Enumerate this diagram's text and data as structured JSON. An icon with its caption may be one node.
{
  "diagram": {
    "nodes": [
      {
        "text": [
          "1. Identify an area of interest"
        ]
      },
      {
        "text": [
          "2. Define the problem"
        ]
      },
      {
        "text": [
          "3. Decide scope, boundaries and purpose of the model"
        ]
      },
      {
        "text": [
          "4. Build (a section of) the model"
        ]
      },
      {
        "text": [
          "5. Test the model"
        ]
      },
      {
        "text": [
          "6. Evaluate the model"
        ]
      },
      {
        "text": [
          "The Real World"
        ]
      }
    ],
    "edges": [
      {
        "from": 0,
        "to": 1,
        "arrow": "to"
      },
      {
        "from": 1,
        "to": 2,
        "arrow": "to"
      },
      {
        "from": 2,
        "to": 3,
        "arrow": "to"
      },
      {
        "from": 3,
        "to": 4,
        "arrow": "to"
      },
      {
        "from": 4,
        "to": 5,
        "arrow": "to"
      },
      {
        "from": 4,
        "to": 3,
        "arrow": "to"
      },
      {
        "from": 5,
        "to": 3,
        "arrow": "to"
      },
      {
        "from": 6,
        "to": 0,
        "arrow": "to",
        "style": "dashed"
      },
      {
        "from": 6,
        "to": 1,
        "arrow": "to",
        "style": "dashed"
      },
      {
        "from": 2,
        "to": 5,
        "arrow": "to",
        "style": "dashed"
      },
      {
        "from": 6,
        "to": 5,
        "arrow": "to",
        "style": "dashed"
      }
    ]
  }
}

········

**WHAT TO PRODUCE:**
From the entries above, copy each line holding "model".

**RESULT OF THIS EXERCISE:**
          "3. Decide scope, boundaries and purpose of the model"
          "4. Build (a section of) the model"
          "5. Test the model"
          "6. Evaluate the model"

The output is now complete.